-- The task --
Using the material below, copy every line where "content" appears.

>> Start

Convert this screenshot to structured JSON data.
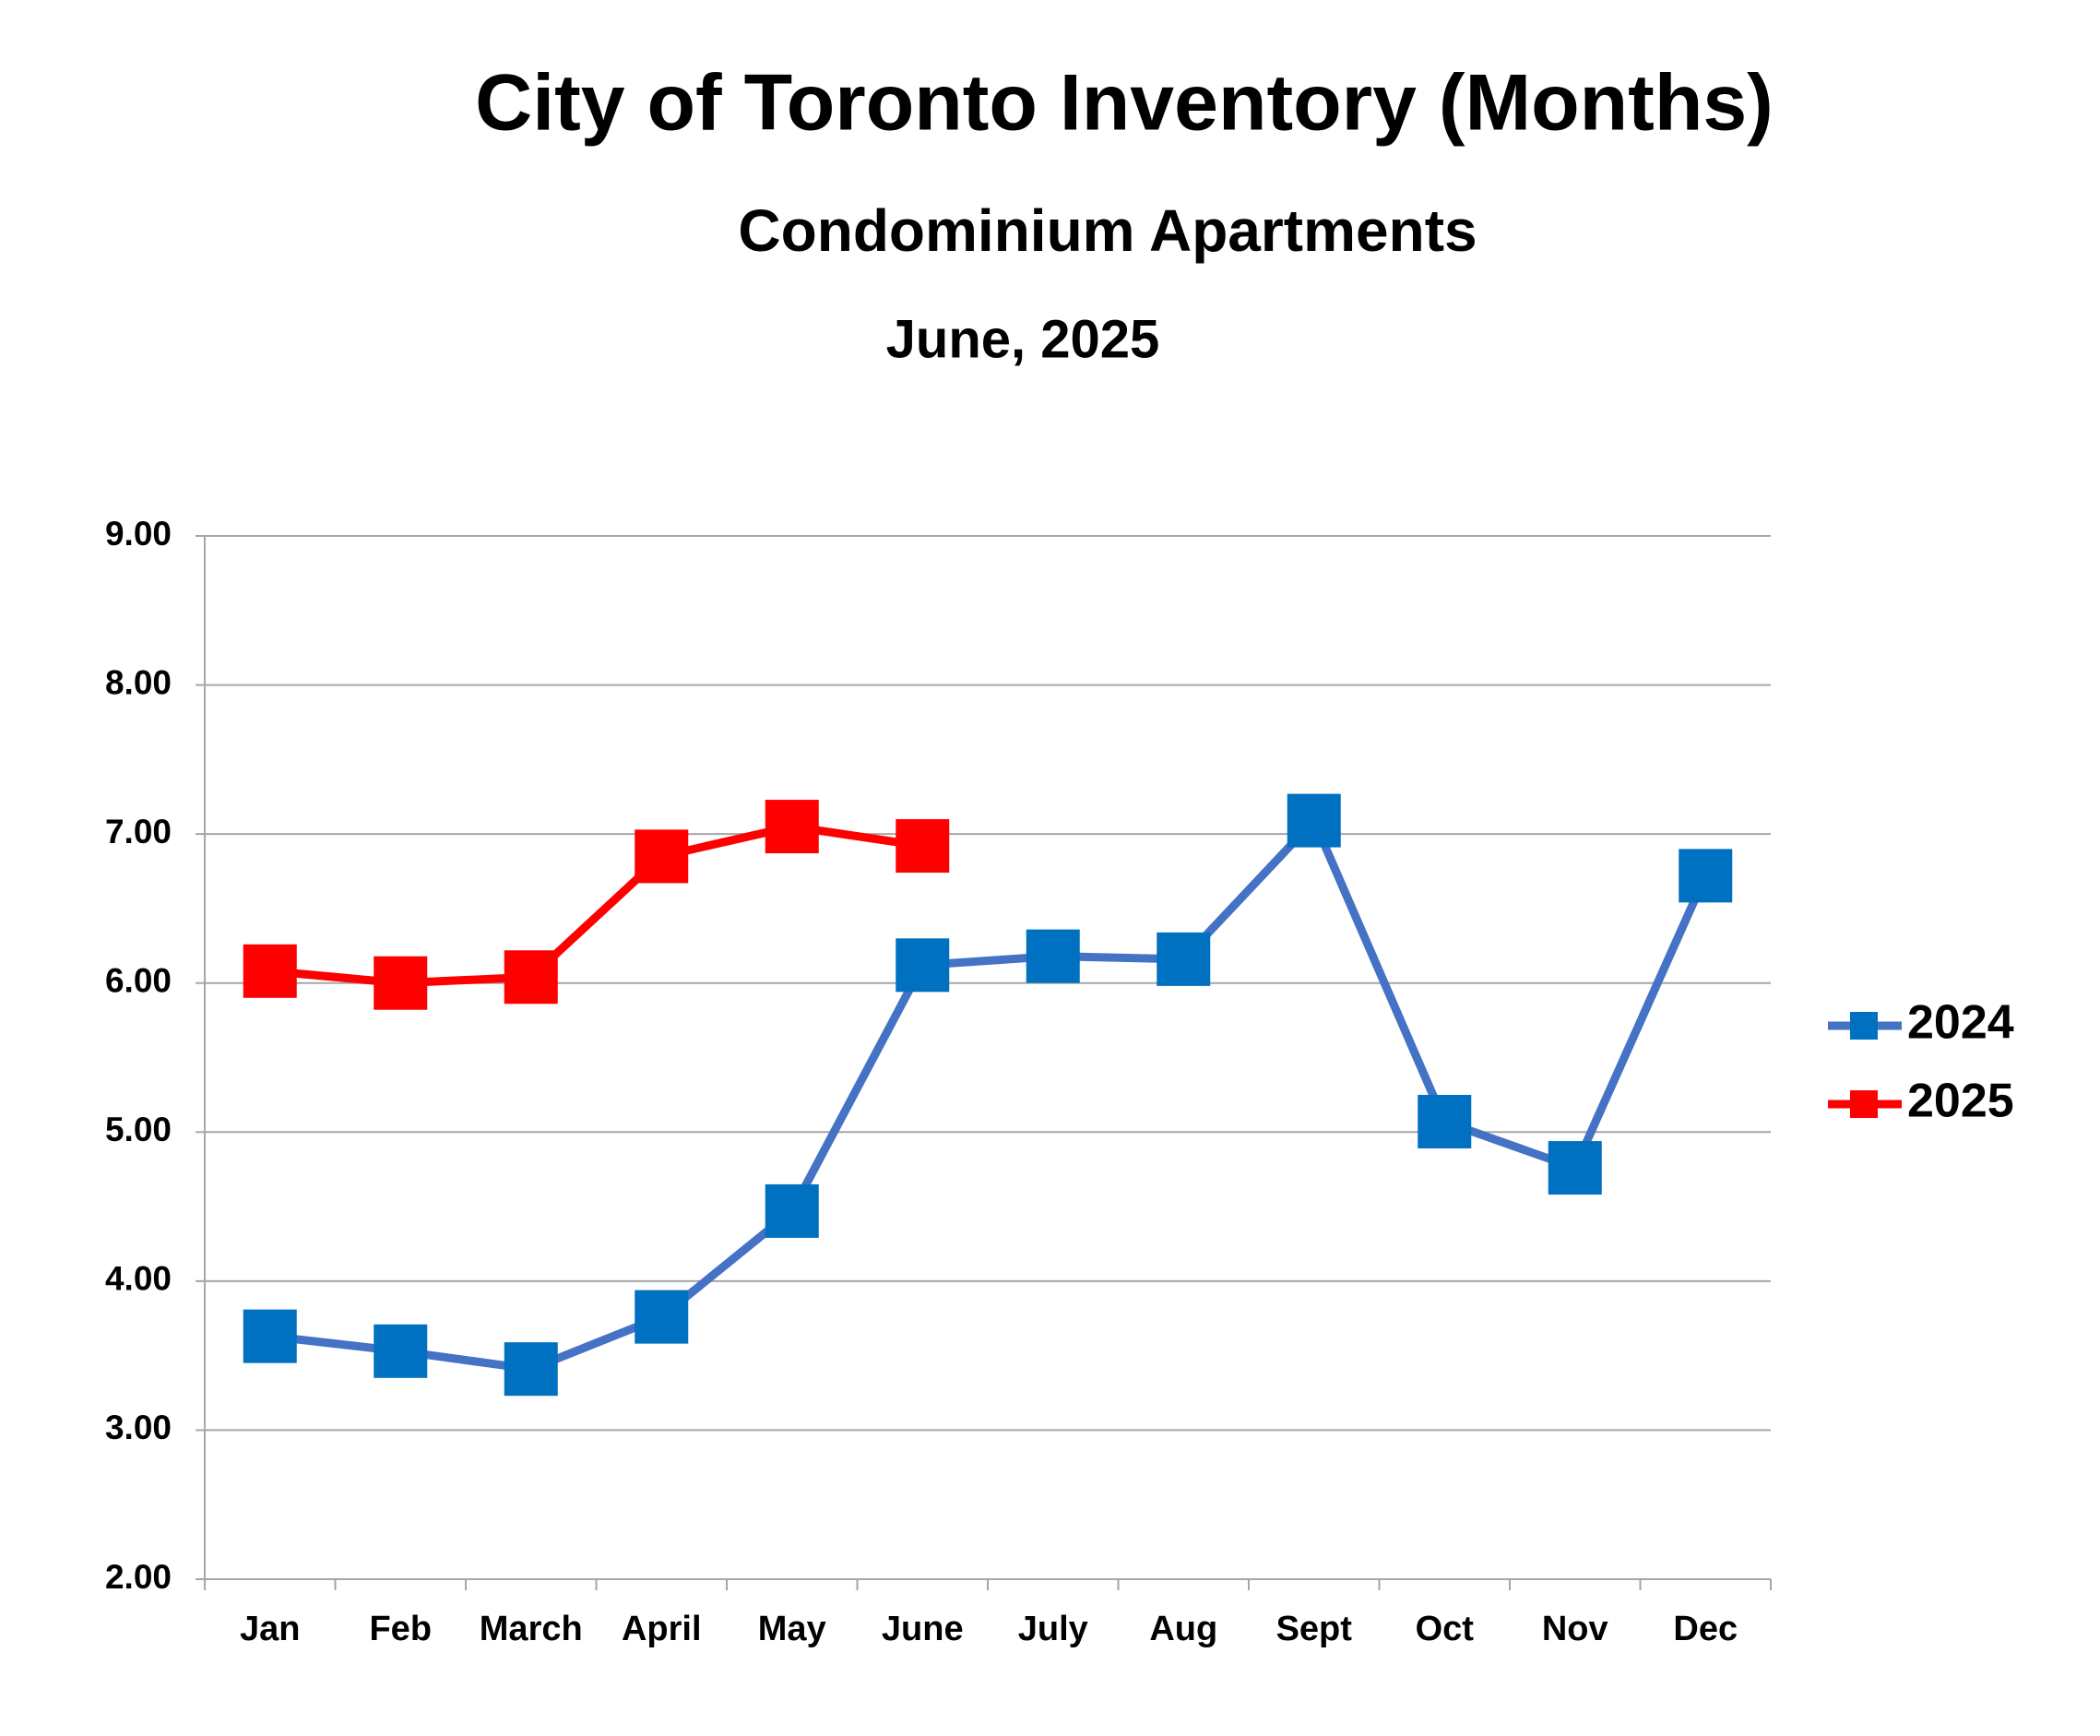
{
  "chart_data": {
    "type": "line",
    "title": "City of Toronto Inventory (Months)",
    "subtitle": "Condominium Apartments",
    "date_label": "June, 2025",
    "categories": [
      "Jan",
      "Feb",
      "March",
      "April",
      "May",
      "June",
      "July",
      "Aug",
      "Sept",
      "Oct",
      "Nov",
      "Dec"
    ],
    "series": [
      {
        "name": "2024",
        "color": "#4472c4",
        "marker_color": "#0070c0",
        "values": [
          3.63,
          3.53,
          3.41,
          3.76,
          4.47,
          6.12,
          6.18,
          6.16,
          7.09,
          5.07,
          4.76,
          6.72
        ]
      },
      {
        "name": "2025",
        "color": "#ff0000",
        "marker_color": "#ff0000",
        "values": [
          6.08,
          6.0,
          6.04,
          6.85,
          7.05,
          6.92,
          null,
          null,
          null,
          null,
          null,
          null
        ]
      }
    ],
    "ylim": [
      2,
      9
    ],
    "yticks": [
      {
        "value": 2,
        "label": "2.00"
      },
      {
        "value": 3,
        "label": "3.00"
      },
      {
        "value": 4,
        "label": "4.00"
      },
      {
        "value": 5,
        "label": "5.00"
      },
      {
        "value": 6,
        "label": "6.00"
      },
      {
        "value": 7,
        "label": "7.00"
      },
      {
        "value": 8,
        "label": "8.00"
      },
      {
        "value": 9,
        "label": "9.00"
      }
    ],
    "grid": true,
    "legend": "right"
  }
}
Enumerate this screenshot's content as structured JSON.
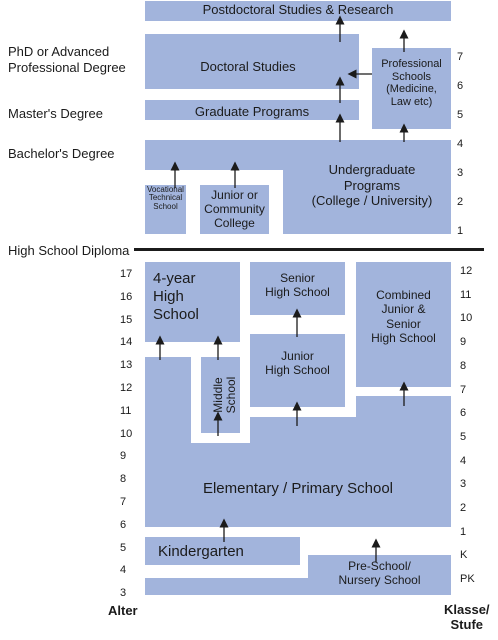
{
  "blocks": {
    "postdoc": "Postdoctoral Studies & Research",
    "doctoral": "Doctoral Studies",
    "professional": [
      "Professional",
      "Schools",
      "(Medicine,",
      "Law etc)"
    ],
    "graduate": "Graduate Programs",
    "undergraduate": [
      "Undergraduate",
      "Programs",
      "(College / University)"
    ],
    "vocational": [
      "Vocational",
      "Technical",
      "School"
    ],
    "junior_college": [
      "Junior or",
      "Community",
      "College"
    ],
    "four_year_hs": [
      "4-year",
      "High",
      "School"
    ],
    "senior_hs": [
      "Senior",
      "High School"
    ],
    "combined_hs": [
      "Combined",
      "Junior &",
      "Senior",
      "High School"
    ],
    "junior_hs": [
      "Junior",
      "High School"
    ],
    "middle_school": [
      "Middle",
      "School"
    ],
    "elementary": "Elementary / Primary School",
    "kindergarten": "Kindergarten",
    "preschool": [
      "Pre-School/",
      "Nursery School"
    ]
  },
  "degrees": {
    "phd": [
      "PhD or Advanced",
      "Professional Degree"
    ],
    "masters": "Master's Degree",
    "bachelors": "Bachelor's Degree",
    "high_school": "High School Diploma"
  },
  "upper_years": [
    "7",
    "6",
    "5",
    "4",
    "3",
    "2",
    "1"
  ],
  "ages": [
    "17",
    "16",
    "15",
    "14",
    "13",
    "12",
    "11",
    "10",
    "9",
    "8",
    "7",
    "6",
    "5",
    "4",
    "3"
  ],
  "grades": [
    "12",
    "11",
    "10",
    "9",
    "8",
    "7",
    "6",
    "5",
    "4",
    "3",
    "2",
    "1",
    "K",
    "PK"
  ],
  "footer": {
    "age_label": "Alter",
    "grade_label": [
      "Klasse/",
      "Stufe"
    ]
  },
  "colors": {
    "block_fill": "#a2b4dc",
    "text": "#1b1b1b",
    "divider": "#1b1b1b"
  }
}
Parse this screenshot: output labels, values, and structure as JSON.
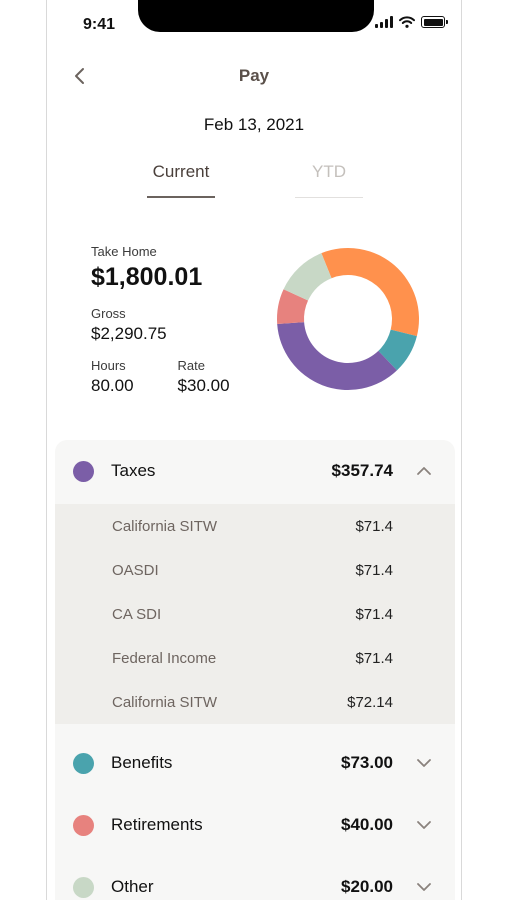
{
  "status_bar": {
    "time": "9:41"
  },
  "header": {
    "title": "Pay"
  },
  "pay_date": "Feb 13, 2021",
  "tabs": [
    {
      "label": "Current",
      "selected": true
    },
    {
      "label": "YTD",
      "selected": false
    }
  ],
  "summary": {
    "take_home_label": "Take Home",
    "take_home_value": "$1,800.01",
    "gross_label": "Gross",
    "gross_value": "$2,290.75",
    "hours_label": "Hours",
    "hours_value": "80.00",
    "rate_label": "Rate",
    "rate_value": "$30.00"
  },
  "chart_data": {
    "type": "pie",
    "style": "donut",
    "slices": [
      {
        "value": 35,
        "color": "#ff914d"
      },
      {
        "value": 9,
        "color": "#4aa3ad"
      },
      {
        "value": 36,
        "color": "#7b5ea7"
      },
      {
        "value": 8,
        "color": "#e7827e"
      },
      {
        "value": 12,
        "color": "#c8d8c6"
      }
    ]
  },
  "categories": [
    {
      "label": "Taxes",
      "amount": "$357.74",
      "color": "#7b5ea7",
      "expanded": true,
      "icon": "chevron-up-icon",
      "items": [
        {
          "label": "California SITW",
          "amount": "$71.4"
        },
        {
          "label": "OASDI",
          "amount": "$71.4"
        },
        {
          "label": "CA SDI",
          "amount": "$71.4"
        },
        {
          "label": "Federal Income",
          "amount": "$71.4"
        },
        {
          "label": "California SITW",
          "amount": "$72.14"
        }
      ]
    },
    {
      "label": "Benefits",
      "amount": "$73.00",
      "color": "#4aa3ad",
      "expanded": false,
      "icon": "chevron-down-icon"
    },
    {
      "label": "Retirements",
      "amount": "$40.00",
      "color": "#e7827e",
      "expanded": false,
      "icon": "chevron-down-icon"
    },
    {
      "label": "Other",
      "amount": "$20.00",
      "color": "#c8d8c6",
      "expanded": false,
      "icon": "chevron-down-icon"
    }
  ]
}
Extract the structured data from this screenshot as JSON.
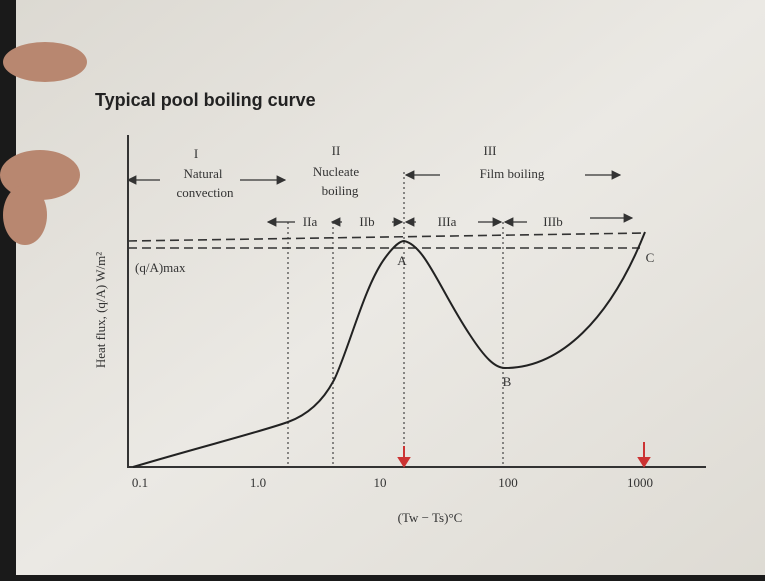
{
  "title": "Typical pool boiling curve",
  "regions": [
    {
      "numeral": "I",
      "lines": [
        "Natural",
        "convection"
      ]
    },
    {
      "numeral": "II",
      "lines": [
        "Nucleate",
        "boiling"
      ]
    },
    {
      "numeral": "III",
      "lines": [
        "Film boiling"
      ]
    }
  ],
  "subregions": [
    "IIa",
    "IIb",
    "IIIa",
    "IIIb"
  ],
  "points": [
    "A",
    "B",
    "C"
  ],
  "max_flux_label": "(q/A)max",
  "y_axis_label": "Heat flux, (q/A) W/m²",
  "x_axis_label": "(Tw − Ts)°C",
  "x_tick_labels": [
    "0.1",
    "1.0",
    "10",
    "100",
    "1000"
  ]
}
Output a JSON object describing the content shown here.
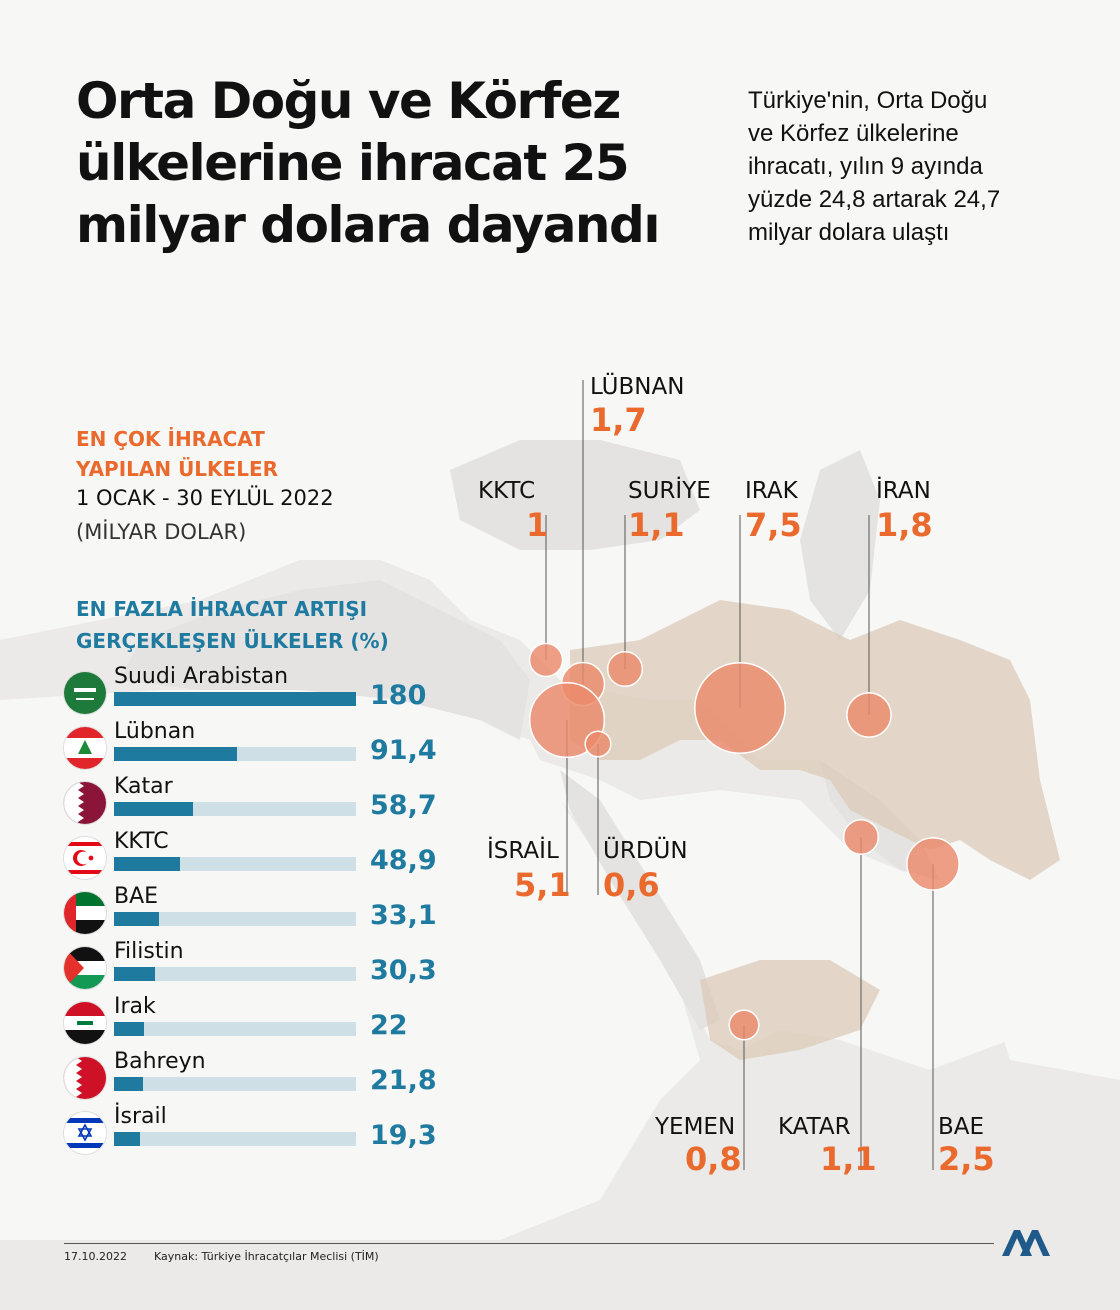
{
  "title": "Orta Doğu ve Körfez ülkelerine ihracat 25 milyar dolara dayandı",
  "intro": "Türkiye'nin, Orta Doğu ve Körfez ülkelerine ihracatı, yılın 9 ayında yüzde 24,8 artarak 24,7 milyar dolara ulaştı",
  "section1": {
    "heading_line1": "EN ÇOK İHRACAT",
    "heading_line2": "YAPILAN ÜLKELER",
    "period": "1 OCAK - 30 EYLÜL 2022",
    "unit": "(MİLYAR DOLAR)"
  },
  "section2": {
    "heading_line1": "EN FAZLA İHRACAT ARTIŞI",
    "heading_line2": "GERÇEKLEŞEN ÜLKELER (%)"
  },
  "colors": {
    "orange": "#ea6a2e",
    "blue": "#1f7aa0",
    "bar_track": "#cfdfe6",
    "bubble": "#ea8a6a",
    "region": "#dccbb8"
  },
  "chart_data": [
    {
      "type": "bar",
      "orientation": "horizontal",
      "categories": [
        "Suudi Arabistan",
        "Lübnan",
        "Katar",
        "KKTC",
        "BAE",
        "Filistin",
        "Irak",
        "Bahreyn",
        "İsrail"
      ],
      "values": [
        180,
        91.4,
        58.7,
        48.9,
        33.1,
        30.3,
        22,
        21.8,
        19.3
      ],
      "value_labels": [
        "180",
        "91,4",
        "58,7",
        "48,9",
        "33,1",
        "30,3",
        "22",
        "21,8",
        "19,3"
      ],
      "xlim": [
        0,
        180
      ]
    },
    {
      "type": "scatter",
      "categories": [
        "KKTC",
        "LÜBNAN",
        "SURİYE",
        "IRAK",
        "İRAN",
        "İSRAİL",
        "ÜRDÜN",
        "YEMEN",
        "KATAR",
        "BAE"
      ],
      "values": [
        1,
        1.7,
        1.1,
        7.5,
        1.8,
        5.1,
        0.6,
        0.8,
        1.1,
        2.5
      ],
      "value_labels": [
        "1",
        "1,7",
        "1,1",
        "7,5",
        "1,8",
        "5,1",
        "0,6",
        "0,8",
        "1,1",
        "2,5"
      ]
    }
  ],
  "footer": {
    "date": "17.10.2022",
    "source": "Kaynak: Türkiye İhracatçılar Meclisi (TİM)"
  }
}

>> End

-- Answer for this exercise --
Enumerate this screenshot's content as structured JSON.
Output a JSON object describing the content shown here.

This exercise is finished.